**Provided entries**
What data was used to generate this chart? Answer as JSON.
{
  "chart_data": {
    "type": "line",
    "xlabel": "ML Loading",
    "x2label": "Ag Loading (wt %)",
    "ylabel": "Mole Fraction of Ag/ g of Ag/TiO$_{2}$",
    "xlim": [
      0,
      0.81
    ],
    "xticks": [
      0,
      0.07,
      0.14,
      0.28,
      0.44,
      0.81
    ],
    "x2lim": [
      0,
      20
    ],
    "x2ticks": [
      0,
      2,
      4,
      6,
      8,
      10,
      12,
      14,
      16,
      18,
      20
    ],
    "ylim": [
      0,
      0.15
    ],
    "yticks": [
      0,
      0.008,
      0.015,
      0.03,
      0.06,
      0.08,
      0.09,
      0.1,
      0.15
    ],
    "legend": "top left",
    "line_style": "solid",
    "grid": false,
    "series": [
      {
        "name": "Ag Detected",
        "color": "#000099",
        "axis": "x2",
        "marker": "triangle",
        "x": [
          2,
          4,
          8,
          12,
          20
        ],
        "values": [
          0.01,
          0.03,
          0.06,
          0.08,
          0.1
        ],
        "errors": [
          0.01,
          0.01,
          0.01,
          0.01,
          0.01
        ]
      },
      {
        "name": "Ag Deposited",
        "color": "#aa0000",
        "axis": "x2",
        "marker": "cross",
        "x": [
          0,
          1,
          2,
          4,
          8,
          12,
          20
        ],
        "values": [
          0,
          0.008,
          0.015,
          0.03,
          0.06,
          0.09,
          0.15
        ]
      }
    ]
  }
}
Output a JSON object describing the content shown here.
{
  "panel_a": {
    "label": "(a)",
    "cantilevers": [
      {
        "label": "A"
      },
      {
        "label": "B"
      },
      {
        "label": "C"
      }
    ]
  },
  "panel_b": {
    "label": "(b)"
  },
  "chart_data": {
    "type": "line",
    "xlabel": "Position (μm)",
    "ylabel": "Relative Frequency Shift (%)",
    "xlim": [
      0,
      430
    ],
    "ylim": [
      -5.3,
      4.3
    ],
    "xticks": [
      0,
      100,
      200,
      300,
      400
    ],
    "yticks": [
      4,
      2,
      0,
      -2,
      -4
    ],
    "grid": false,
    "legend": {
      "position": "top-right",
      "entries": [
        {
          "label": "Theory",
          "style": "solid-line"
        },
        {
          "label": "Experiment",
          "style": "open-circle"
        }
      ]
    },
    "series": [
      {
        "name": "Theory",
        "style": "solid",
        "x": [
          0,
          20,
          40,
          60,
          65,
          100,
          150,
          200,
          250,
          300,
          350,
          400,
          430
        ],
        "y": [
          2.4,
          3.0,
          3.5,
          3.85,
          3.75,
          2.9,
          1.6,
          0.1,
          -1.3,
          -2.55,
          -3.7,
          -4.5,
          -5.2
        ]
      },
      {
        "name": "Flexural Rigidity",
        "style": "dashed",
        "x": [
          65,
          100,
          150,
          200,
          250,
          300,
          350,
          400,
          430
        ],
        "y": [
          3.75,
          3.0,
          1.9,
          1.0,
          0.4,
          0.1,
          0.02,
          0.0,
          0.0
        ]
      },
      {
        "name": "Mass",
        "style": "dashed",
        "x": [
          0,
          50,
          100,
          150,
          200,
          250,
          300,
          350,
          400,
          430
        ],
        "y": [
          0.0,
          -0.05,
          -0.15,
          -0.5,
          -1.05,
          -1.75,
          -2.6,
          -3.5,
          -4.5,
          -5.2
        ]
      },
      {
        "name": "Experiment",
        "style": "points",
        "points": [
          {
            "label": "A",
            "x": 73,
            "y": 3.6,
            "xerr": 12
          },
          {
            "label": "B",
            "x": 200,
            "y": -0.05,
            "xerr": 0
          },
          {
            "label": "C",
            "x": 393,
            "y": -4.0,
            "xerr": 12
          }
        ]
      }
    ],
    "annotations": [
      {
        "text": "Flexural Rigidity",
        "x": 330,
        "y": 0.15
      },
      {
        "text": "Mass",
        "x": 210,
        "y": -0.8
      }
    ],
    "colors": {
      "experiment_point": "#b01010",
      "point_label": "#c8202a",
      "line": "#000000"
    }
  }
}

**What is required**
Print all of the entries exactly as they appear.

**Task result**
What data was used to generate this chart? Answer as JSON.
{
  "chart_data": {
    "type": "line",
    "xlabel": "ML Loading",
    "x2label": "Ag Loading (wt %)",
    "ylabel": "Mole Fraction of Ag/ g of Ag/TiO$_{2}$",
    "xlim": [
      0,
      0.81
    ],
    "xticks": [
      0,
      0.07,
      0.14,
      0.28,
      0.44,
      0.81
    ],
    "x2lim": [
      0,
      20
    ],
    "x2ticks": [
      0,
      2,
      4,
      6,
      8,
      10,
      12,
      14,
      16,
      18,
      20
    ],
    "ylim": [
      0,
      0.15
    ],
    "yticks": [
      0,
      0.008,
      0.015,
      0.03,
      0.06,
      0.08,
      0.09,
      0.1,
      0.15
    ],
    "legend": "top left",
    "line_style": "solid",
    "grid": false,
    "series": [
      {
        "name": "Ag Detected",
        "color": "#000099",
        "axis": "x2",
        "marker": "triangle",
        "x": [
          2,
          4,
          8,
          12,
          20
        ],
        "values": [
          0.01,
          0.03,
          0.06,
          0.08,
          0.1
        ],
        "errors": [
          0.01,
          0.01,
          0.01,
          0.01,
          0.01
        ]
      },
      {
        "name": "Ag Deposited",
        "color": "#aa0000",
        "axis": "x2",
        "marker": "cross",
        "x": [
          0,
          1,
          2,
          4,
          8,
          12,
          20
        ],
        "values": [
          0,
          0.008,
          0.015,
          0.03,
          0.06,
          0.09,
          0.15
        ]
      }
    ]
  }
}
Output a JSON object describing the content shown here.
{
  "panel_a": {
    "label": "(a)",
    "cantilevers": [
      {
        "label": "A"
      },
      {
        "label": "B"
      },
      {
        "label": "C"
      }
    ]
  },
  "panel_b": {
    "label": "(b)"
  },
  "chart_data": {
    "type": "line",
    "xlabel": "Position (μm)",
    "ylabel": "Relative Frequency Shift (%)",
    "xlim": [
      0,
      430
    ],
    "ylim": [
      -5.3,
      4.3
    ],
    "xticks": [
      0,
      100,
      200,
      300,
      400
    ],
    "yticks": [
      4,
      2,
      0,
      -2,
      -4
    ],
    "grid": false,
    "legend": {
      "position": "top-right",
      "entries": [
        {
          "label": "Theory",
          "style": "solid-line"
        },
        {
          "label": "Experiment",
          "style": "open-circle"
        }
      ]
    },
    "series": [
      {
        "name": "Theory",
        "style": "solid",
        "x": [
          0,
          20,
          40,
          60,
          65,
          100,
          150,
          200,
          250,
          300,
          350,
          400,
          430
        ],
        "y": [
          2.4,
          3.0,
          3.5,
          3.85,
          3.75,
          2.9,
          1.6,
          0.1,
          -1.3,
          -2.55,
          -3.7,
          -4.5,
          -5.2
        ]
      },
      {
        "name": "Flexural Rigidity",
        "style": "dashed",
        "x": [
          65,
          100,
          150,
          200,
          250,
          300,
          350,
          400,
          430
        ],
        "y": [
          3.75,
          3.0,
          1.9,
          1.0,
          0.4,
          0.1,
          0.02,
          0.0,
          0.0
        ]
      },
      {
        "name": "Mass",
        "style": "dashed",
        "x": [
          0,
          50,
          100,
          150,
          200,
          250,
          300,
          350,
          400,
          430
        ],
        "y": [
          0.0,
          -0.05,
          -0.15,
          -0.5,
          -1.05,
          -1.75,
          -2.6,
          -3.5,
          -4.5,
          -5.2
        ]
      },
      {
        "name": "Experiment",
        "style": "points",
        "points": [
          {
            "label": "A",
            "x": 73,
            "y": 3.6,
            "xerr": 12
          },
          {
            "label": "B",
            "x": 200,
            "y": -0.05,
            "xerr": 0
          },
          {
            "label": "C",
            "x": 393,
            "y": -4.0,
            "xerr": 12
          }
        ]
      }
    ],
    "annotations": [
      {
        "text": "Flexural Rigidity",
        "x": 330,
        "y": 0.15
      },
      {
        "text": "Mass",
        "x": 210,
        "y": -0.8
      }
    ],
    "colors": {
      "experiment_point": "#b01010",
      "point_label": "#c8202a",
      "line": "#000000"
    }
  }
}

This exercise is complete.